» Extracted records

** START **

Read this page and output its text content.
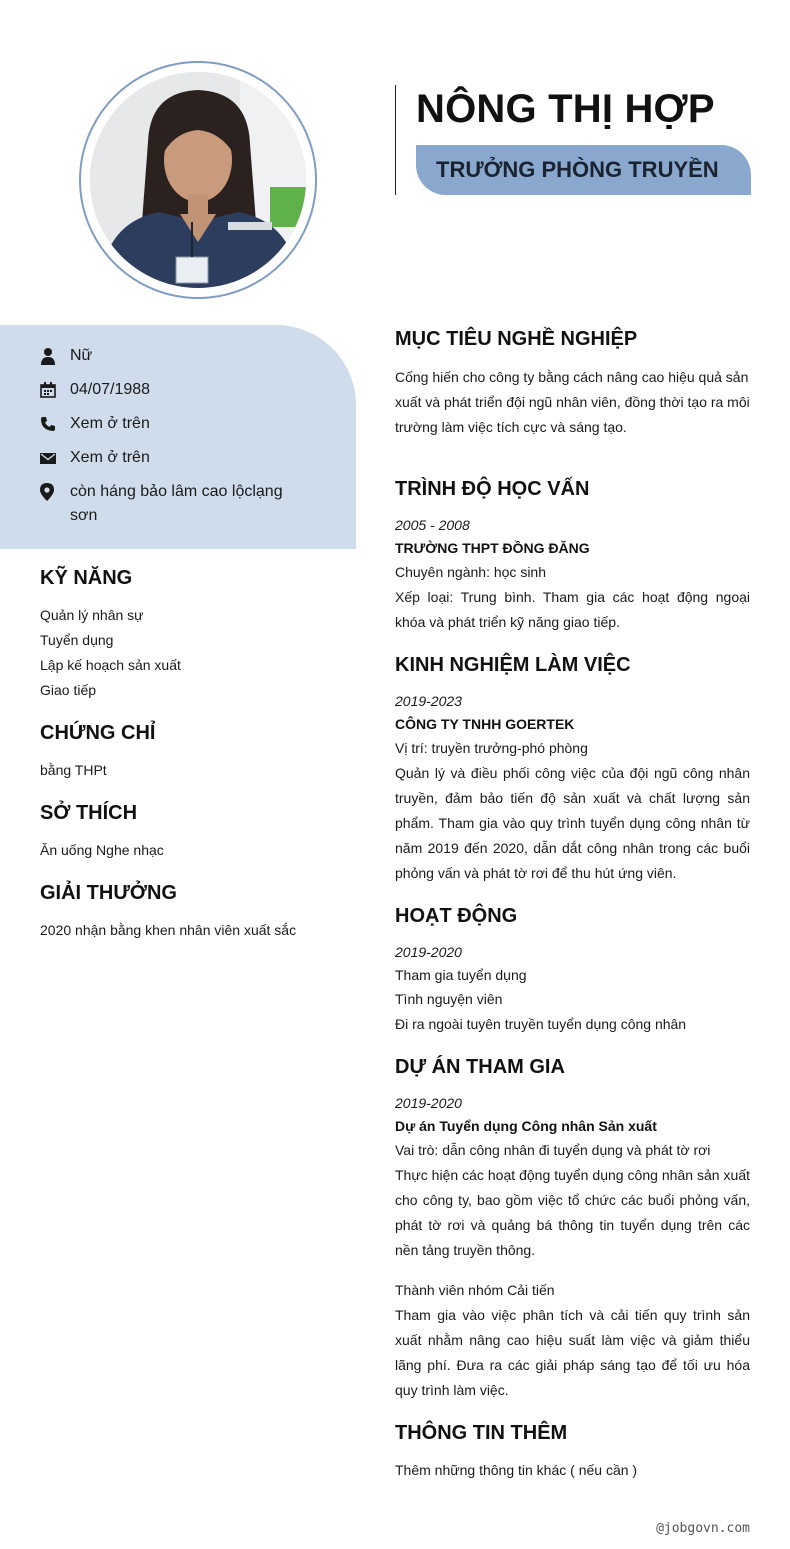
NÔNG THỊ HỢP
TRƯỞNG PHÒNG TRUYỀN
Nữ
04/07/1988
Xem ở trên
Xem ở trên
còn háng bảo lâm cao lộclạng sơn
KỸ NĂNG
Quản lý nhân sự
Tuyển dụng
Lập kế hoạch sản xuất
Giao tiếp
CHỨNG CHỈ
bằng THPt
SỞ THÍCH
Ăn uống Nghe nhạc
GIẢI THƯỞNG
2020 nhận bằng khen nhân viên xuất sắc
MỤC TIÊU NGHỀ NGHIỆP
Cống hiến cho công ty bằng cách nâng cao hiệu quả sản xuất và phát triển đội ngũ nhân viên, đồng thời tạo ra môi trường làm việc tích cực và sáng tạo.
TRÌNH ĐỘ HỌC VẤN
2005 - 2008
TRƯỜNG THPT ĐỒNG ĐĂNG
Chuyên ngành: học sinh
Xếp loại: Trung bình. Tham gia các hoạt động ngoại khóa và phát triển kỹ năng giao tiếp.
KINH NGHIỆM LÀM VIỆC
2019-2023
CÔNG TY TNHH GOERTEK
Vị trí: truyền trưởng-phó phòng
Quản lý và điều phối công việc của đội ngũ công nhân truyền, đảm bảo tiến độ sản xuất và chất lượng sản phẩm. Tham gia vào quy trình tuyển dụng công nhân từ năm 2019 đến 2020, dẫn dắt công nhân trong các buổi phỏng vấn và phát tờ rơi để thu hút ứng viên.
HOẠT ĐỘNG
2019-2020
Tham gia tuyển dụng
Tình nguyện viên
Đi ra ngoài tuyên truyền tuyển dụng công nhân
DỰ ÁN THAM GIA
2019-2020
Dự án Tuyển dụng Công nhân Sản xuất
Vai trò: dẫn công nhân đi tuyển dụng và phát tờ rơi
Thực hiện các hoạt động tuyển dụng công nhân sản xuất cho công ty, bao gồm việc tổ chức các buổi phỏng vấn, phát tờ rơi và quảng bá thông tin tuyển dụng trên các nền tảng truyền thông.
Thành viên nhóm Cải tiến
Tham gia vào việc phân tích và cải tiến quy trình sản xuất nhằm nâng cao hiệu suất làm việc và giảm thiểu lãng phí. Đưa ra các giải pháp sáng tạo để tối ưu hóa quy trình làm việc.
THÔNG TIN THÊM
Thêm những thông tin khác ( nếu cần )
@jobgovn.com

** END **

» Goal of the exercise
Omit any images, then output the listing exactly.

» Answer to the exercise
Read this page and output its text content.
NÔNG THỊ HỢP
TRƯỞNG PHÒNG TRUYỀN
Nữ
04/07/1988
Xem ở trên
Xem ở trên
còn háng bảo lâm cao lộclạng sơn
KỸ NĂNG
Quản lý nhân sự
Tuyển dụng
Lập kế hoạch sản xuất
Giao tiếp
CHỨNG CHỈ
bằng THPt
SỞ THÍCH
Ăn uống Nghe nhạc
GIẢI THƯỞNG
2020 nhận bằng khen nhân viên xuất sắc
MỤC TIÊU NGHỀ NGHIỆP
Cống hiến cho công ty bằng cách nâng cao hiệu quả sản xuất và phát triển đội ngũ nhân viên, đồng thời tạo ra môi trường làm việc tích cực và sáng tạo.
TRÌNH ĐỘ HỌC VẤN
2005 - 2008
TRƯỜNG THPT ĐỒNG ĐĂNG
Chuyên ngành: học sinh
Xếp loại: Trung bình. Tham gia các hoạt động ngoại khóa và phát triển kỹ năng giao tiếp.
KINH NGHIỆM LÀM VIỆC
2019-2023
CÔNG TY TNHH GOERTEK
Vị trí: truyền trưởng-phó phòng
Quản lý và điều phối công việc của đội ngũ công nhân truyền, đảm bảo tiến độ sản xuất và chất lượng sản phẩm. Tham gia vào quy trình tuyển dụng công nhân từ năm 2019 đến 2020, dẫn dắt công nhân trong các buổi phỏng vấn và phát tờ rơi để thu hút ứng viên.
HOẠT ĐỘNG
2019-2020
Tham gia tuyển dụng
Tình nguyện viên
Đi ra ngoài tuyên truyền tuyển dụng công nhân
DỰ ÁN THAM GIA
2019-2020
Dự án Tuyển dụng Công nhân Sản xuất
Vai trò: dẫn công nhân đi tuyển dụng và phát tờ rơi
Thực hiện các hoạt động tuyển dụng công nhân sản xuất cho công ty, bao gồm việc tổ chức các buổi phỏng vấn, phát tờ rơi và quảng bá thông tin tuyển dụng trên các nền tảng truyền thông.
Thành viên nhóm Cải tiến
Tham gia vào việc phân tích và cải tiến quy trình sản xuất nhằm nâng cao hiệu suất làm việc và giảm thiểu lãng phí. Đưa ra các giải pháp sáng tạo để tối ưu hóa quy trình làm việc.
THÔNG TIN THÊM
Thêm những thông tin khác ( nếu cần )
@jobgovn.com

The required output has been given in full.